Task requirements: Check each line of the material below, and copy it if it holds the string "Correlation".

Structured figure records
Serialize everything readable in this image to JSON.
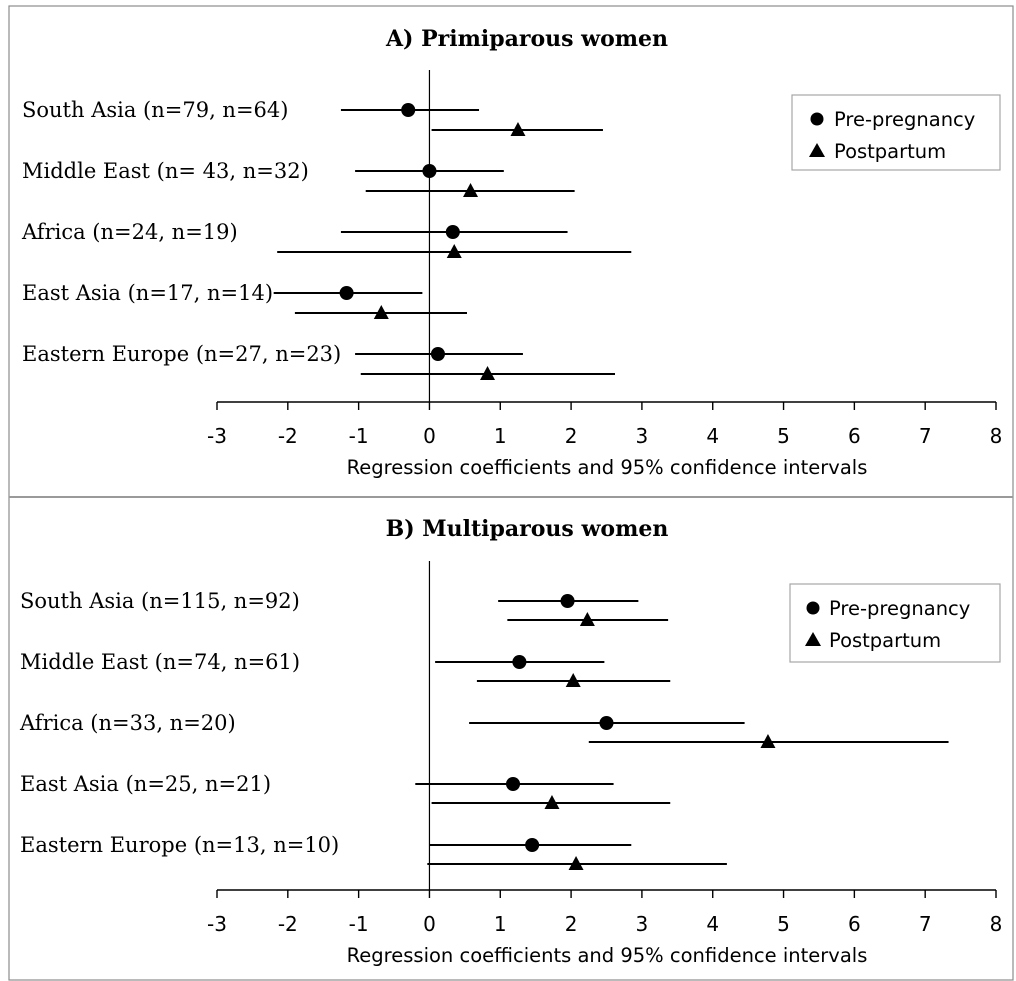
{
  "chart_data": [
    {
      "type": "scatter",
      "subtype": "forest-plot",
      "title": "A) Primiparous women",
      "xlabel": "Regression coefficients and 95% confidence intervals",
      "xlim": [
        -3,
        8
      ],
      "xticks": [
        "-3",
        "-2",
        "-1",
        "0",
        "1",
        "2",
        "3",
        "4",
        "5",
        "6",
        "7",
        "8"
      ],
      "categories": [
        "South Asia (n=79, n=64)",
        "Middle East (n= 43, n=32)",
        "Africa (n=24, n=19)",
        "East Asia (n=17, n=14)",
        "Eastern Europe (n=27, n=23)"
      ],
      "legend": {
        "placement": "top-right",
        "entries": [
          "Pre-pregnancy",
          "Postpartum"
        ]
      },
      "series": [
        {
          "name": "Pre-pregnancy",
          "marker": "circle",
          "points": [
            {
              "estimate": -0.3,
              "low": -1.25,
              "high": 0.7
            },
            {
              "estimate": 0.0,
              "low": -1.05,
              "high": 1.05
            },
            {
              "estimate": 0.33,
              "low": -1.25,
              "high": 1.95
            },
            {
              "estimate": -1.17,
              "low": -2.2,
              "high": -0.1
            },
            {
              "estimate": 0.12,
              "low": -1.05,
              "high": 1.32
            }
          ]
        },
        {
          "name": "Postpartum",
          "marker": "triangle",
          "points": [
            {
              "estimate": 1.25,
              "low": 0.03,
              "high": 2.45
            },
            {
              "estimate": 0.58,
              "low": -0.9,
              "high": 2.05
            },
            {
              "estimate": 0.35,
              "low": -2.15,
              "high": 2.85
            },
            {
              "estimate": -0.68,
              "low": -1.9,
              "high": 0.53
            },
            {
              "estimate": 0.82,
              "low": -0.97,
              "high": 2.62
            }
          ]
        }
      ]
    },
    {
      "type": "scatter",
      "subtype": "forest-plot",
      "title": "B) Multiparous women",
      "xlabel": "Regression coefficients and 95% confidence intervals",
      "xlim": [
        -3,
        8
      ],
      "xticks": [
        "-3",
        "-2",
        "-1",
        "0",
        "1",
        "2",
        "3",
        "4",
        "5",
        "6",
        "7",
        "8"
      ],
      "categories": [
        "South Asia (n=115, n=92)",
        "Middle East (n=74, n=61)",
        "Africa (n=33, n=20)",
        "East Asia (n=25, n=21)",
        "Eastern Europe (n=13, n=10)"
      ],
      "legend": {
        "placement": "top-right",
        "entries": [
          "Pre-pregnancy",
          "Postpartum"
        ]
      },
      "series": [
        {
          "name": "Pre-pregnancy",
          "marker": "circle",
          "points": [
            {
              "estimate": 1.95,
              "low": 0.97,
              "high": 2.95
            },
            {
              "estimate": 1.27,
              "low": 0.08,
              "high": 2.47
            },
            {
              "estimate": 2.5,
              "low": 0.56,
              "high": 4.45
            },
            {
              "estimate": 1.18,
              "low": -0.2,
              "high": 2.6
            },
            {
              "estimate": 1.45,
              "low": 0.0,
              "high": 2.85
            }
          ]
        },
        {
          "name": "Postpartum",
          "marker": "triangle",
          "points": [
            {
              "estimate": 2.23,
              "low": 1.1,
              "high": 3.37
            },
            {
              "estimate": 2.03,
              "low": 0.67,
              "high": 3.4
            },
            {
              "estimate": 4.78,
              "low": 2.25,
              "high": 7.33
            },
            {
              "estimate": 1.73,
              "low": 0.03,
              "high": 3.4
            },
            {
              "estimate": 2.07,
              "low": -0.03,
              "high": 4.2
            }
          ]
        }
      ]
    }
  ]
}
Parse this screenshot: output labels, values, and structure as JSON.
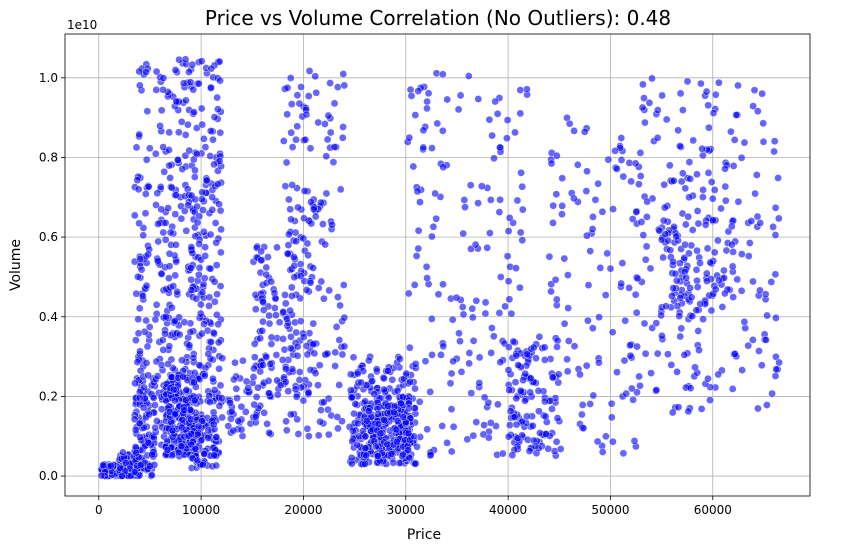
{
  "chart_data": {
    "type": "scatter",
    "title": "Price vs Volume Correlation (No Outliers): 0.48",
    "xlabel": "Price",
    "ylabel": "Volume",
    "y_offset_label": "1e10",
    "xlim": [
      -3300,
      69500
    ],
    "ylim": [
      -0.05,
      1.11
    ],
    "x_ticks": [
      0,
      10000,
      20000,
      30000,
      40000,
      50000,
      60000
    ],
    "x_tick_labels": [
      "0",
      "10000",
      "20000",
      "30000",
      "40000",
      "50000",
      "60000"
    ],
    "y_ticks": [
      0.0,
      0.2,
      0.4,
      0.6,
      0.8,
      1.0
    ],
    "y_tick_labels": [
      "0.0",
      "0.2",
      "0.4",
      "0.6",
      "0.8",
      "1.0"
    ],
    "grid": true,
    "legend": "none",
    "marker_color": "#0000ff",
    "marker_edge_color": "#ffffff",
    "marker_alpha": 0.6,
    "point_clusters": [
      {
        "x_range": [
          200,
          2500
        ],
        "y_range": [
          0.0,
          0.03
        ],
        "count": 120
      },
      {
        "x_range": [
          2000,
          4000
        ],
        "y_range": [
          0.0,
          0.06
        ],
        "count": 80
      },
      {
        "x_range": [
          3500,
          5500
        ],
        "y_range": [
          0.0,
          0.25
        ],
        "count": 110
      },
      {
        "x_range": [
          3500,
          5000
        ],
        "y_range": [
          0.25,
          1.05
        ],
        "count": 70
      },
      {
        "x_range": [
          5500,
          12000
        ],
        "y_range": [
          0.05,
          1.05
        ],
        "count": 450
      },
      {
        "x_range": [
          6500,
          9500
        ],
        "y_range": [
          0.05,
          0.25
        ],
        "count": 200
      },
      {
        "x_range": [
          9000,
          11500
        ],
        "y_range": [
          0.02,
          0.15
        ],
        "count": 70
      },
      {
        "x_range": [
          12000,
          17000
        ],
        "y_range": [
          0.1,
          0.3
        ],
        "count": 60
      },
      {
        "x_range": [
          15000,
          21000
        ],
        "y_range": [
          0.2,
          0.6
        ],
        "count": 120
      },
      {
        "x_range": [
          18000,
          24000
        ],
        "y_range": [
          0.1,
          1.02
        ],
        "count": 170
      },
      {
        "x_range": [
          24500,
          31000
        ],
        "y_range": [
          0.03,
          0.3
        ],
        "count": 260
      },
      {
        "x_range": [
          26000,
          30500
        ],
        "y_range": [
          0.05,
          0.2
        ],
        "count": 140
      },
      {
        "x_range": [
          30000,
          42000
        ],
        "y_range": [
          0.05,
          1.02
        ],
        "count": 180
      },
      {
        "x_range": [
          40000,
          45000
        ],
        "y_range": [
          0.05,
          0.35
        ],
        "count": 120
      },
      {
        "x_range": [
          44000,
          53000
        ],
        "y_range": [
          0.05,
          0.9
        ],
        "count": 110
      },
      {
        "x_range": [
          52000,
          66500
        ],
        "y_range": [
          0.15,
          1.0
        ],
        "count": 230
      },
      {
        "x_range": [
          55000,
          62000
        ],
        "y_range": [
          0.4,
          0.65
        ],
        "count": 90
      }
    ]
  }
}
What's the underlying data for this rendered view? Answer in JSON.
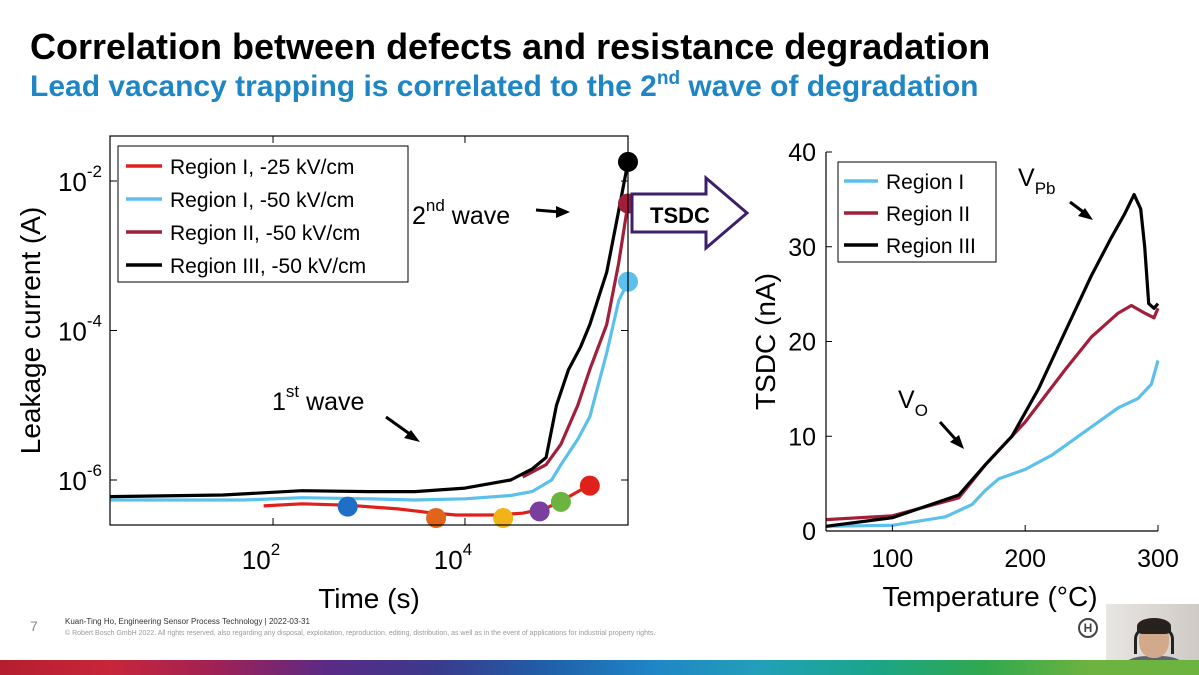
{
  "slide": {
    "title": "Correlation between defects and resistance degradation",
    "subtitle_pre": "Lead vacancy trapping is correlated to the 2",
    "subtitle_sup": "nd",
    "subtitle_post": " wave of degradation",
    "page_number": "7",
    "footer_line1": "Kuan-Ting Ho, Engineering Sensor Process Technology | 2022-03-31",
    "footer_line2": "© Robert Bosch GmbH 2022. All rights reserved, also regarding any disposal, exploitation, reproduction, editing, distribution, as well as in the event of applications for industrial property rights.",
    "arrow_label": "TSDC",
    "logo_icon": "bosch-logo-icon",
    "bottom_strip_colors": [
      "#b41e2e",
      "#c8263a",
      "#9e2156",
      "#5a2a86",
      "#3a3a8c",
      "#1f5fa8",
      "#1f86c6",
      "#22a0b8",
      "#1aa58a",
      "#2fa84f",
      "#6db33f"
    ]
  },
  "chart_data": [
    {
      "type": "line",
      "xlabel": "Time (s)",
      "ylabel": "Leakage current (A)",
      "xscale": "log",
      "yscale": "log",
      "xlim": [
        2,
        500000
      ],
      "ylim": [
        2.5e-07,
        0.04
      ],
      "xticks": [
        {
          "base": "10",
          "exp": "2"
        },
        {
          "base": "10",
          "exp": "4"
        }
      ],
      "yticks": [
        {
          "base": "10",
          "exp": "-2"
        },
        {
          "base": "10",
          "exp": "-4"
        },
        {
          "base": "10",
          "exp": "-6"
        }
      ],
      "legend_position": "top-left",
      "series": [
        {
          "name": "Region I, -25 kV/cm",
          "color": "#e0201b",
          "points": [
            [
              80,
              4.5e-07
            ],
            [
              200,
              4.8e-07
            ],
            [
              600,
              4.6e-07
            ],
            [
              2000,
              4.1e-07
            ],
            [
              4000,
              3.7e-07
            ],
            [
              8000,
              3.4e-07
            ],
            [
              20000,
              3.4e-07
            ],
            [
              40000,
              3.6e-07
            ],
            [
              70000,
              4.2e-07
            ],
            [
              100000,
              5.2e-07
            ],
            [
              150000,
              7e-07
            ],
            [
              200000,
              8.5e-07
            ]
          ],
          "markers": [
            [
              600,
              4.4e-07
            ],
            [
              5000,
              3.1e-07
            ],
            [
              25000,
              3.1e-07
            ],
            [
              60000,
              3.8e-07
            ],
            [
              100000,
              5.1e-07
            ],
            [
              200000,
              8.4e-07
            ]
          ],
          "marker_colors": [
            "#1f6fc6",
            "#e0641b",
            "#f2b21a",
            "#7a3f9e",
            "#6db33f",
            "#e0201b"
          ]
        },
        {
          "name": "Region I, -50 kV/cm",
          "color": "#5bc0eb",
          "points": [
            [
              2,
              5.4e-07
            ],
            [
              50,
              5.4e-07
            ],
            [
              200,
              5.8e-07
            ],
            [
              1000,
              5.6e-07
            ],
            [
              3000,
              5.4e-07
            ],
            [
              10000,
              5.6e-07
            ],
            [
              30000,
              6.2e-07
            ],
            [
              50000,
              7e-07
            ],
            [
              80000,
              1e-06
            ],
            [
              100000,
              1.6e-06
            ],
            [
              150000,
              3.5e-06
            ],
            [
              200000,
              7e-06
            ],
            [
              300000,
              5e-05
            ],
            [
              400000,
              0.00025
            ],
            [
              500000,
              0.00045
            ]
          ],
          "markers": [
            [
              500000,
              0.00045
            ]
          ]
        },
        {
          "name": "Region II, -50 kV/cm",
          "color": "#a11f3a",
          "points": [
            [
              40000,
              1.1e-06
            ],
            [
              70000,
              1.6e-06
            ],
            [
              100000,
              3e-06
            ],
            [
              150000,
              1e-05
            ],
            [
              200000,
              3e-05
            ],
            [
              300000,
              0.00012
            ],
            [
              400000,
              0.0008
            ],
            [
              500000,
              0.005
            ]
          ],
          "markers": [
            [
              500000,
              0.005
            ]
          ]
        },
        {
          "name": "Region III, -50 kV/cm",
          "color": "#000000",
          "points": [
            [
              2,
              6e-07
            ],
            [
              30,
              6.3e-07
            ],
            [
              200,
              7.2e-07
            ],
            [
              1000,
              7e-07
            ],
            [
              3000,
              7e-07
            ],
            [
              10000,
              7.8e-07
            ],
            [
              30000,
              1e-06
            ],
            [
              50000,
              1.4e-06
            ],
            [
              70000,
              2e-06
            ],
            [
              90000,
              1e-05
            ],
            [
              120000,
              3e-05
            ],
            [
              160000,
              6e-05
            ],
            [
              200000,
              0.00012
            ],
            [
              300000,
              0.0006
            ],
            [
              400000,
              0.004
            ],
            [
              500000,
              0.018
            ]
          ],
          "markers": [
            [
              500000,
              0.018
            ]
          ]
        }
      ],
      "annotations": [
        {
          "base": "1",
          "sup": "st",
          "rest": " wave"
        },
        {
          "base": "2",
          "sup": "nd",
          "rest": " wave"
        }
      ]
    },
    {
      "type": "line",
      "xlabel": "Temperature (°C)",
      "ylabel": "TSDC (nA)",
      "xlim": [
        50,
        300
      ],
      "ylim": [
        0,
        40
      ],
      "xticks": [
        "100",
        "200",
        "300"
      ],
      "yticks": [
        "0",
        "10",
        "20",
        "30",
        "40"
      ],
      "legend_position": "top-left",
      "series": [
        {
          "name": "Region I",
          "color": "#5bc0eb",
          "points": [
            [
              50,
              0.5
            ],
            [
              100,
              0.6
            ],
            [
              140,
              1.5
            ],
            [
              160,
              2.8
            ],
            [
              170,
              4.3
            ],
            [
              180,
              5.5
            ],
            [
              200,
              6.5
            ],
            [
              220,
              8
            ],
            [
              250,
              11
            ],
            [
              270,
              13
            ],
            [
              285,
              14
            ],
            [
              295,
              15.5
            ],
            [
              300,
              18
            ]
          ]
        },
        {
          "name": "Region II",
          "color": "#a11f3a",
          "points": [
            [
              50,
              1.2
            ],
            [
              100,
              1.6
            ],
            [
              150,
              3.5
            ],
            [
              170,
              7
            ],
            [
              200,
              11.5
            ],
            [
              230,
              17
            ],
            [
              250,
              20.5
            ],
            [
              270,
              23
            ],
            [
              280,
              23.8
            ],
            [
              290,
              23
            ],
            [
              297,
              22.5
            ],
            [
              300,
              23.5
            ]
          ]
        },
        {
          "name": "Region III",
          "color": "#000000",
          "points": [
            [
              50,
              0.5
            ],
            [
              100,
              1.4
            ],
            [
              150,
              3.8
            ],
            [
              170,
              7
            ],
            [
              190,
              10
            ],
            [
              210,
              15
            ],
            [
              230,
              21
            ],
            [
              250,
              27
            ],
            [
              265,
              31
            ],
            [
              275,
              33.5
            ],
            [
              282,
              35.5
            ],
            [
              287,
              34
            ],
            [
              290,
              30
            ],
            [
              293,
              24
            ],
            [
              297,
              23.5
            ],
            [
              300,
              24
            ]
          ]
        }
      ],
      "annotations": [
        {
          "base": "V",
          "sub": "O"
        },
        {
          "base": "V",
          "sub": "Pb"
        }
      ]
    }
  ]
}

Reply to the task:
    "title": "Price vs Volume Correlation (No Outliers): 0.48",
    "title": "Correlation between defects and resistance degradation",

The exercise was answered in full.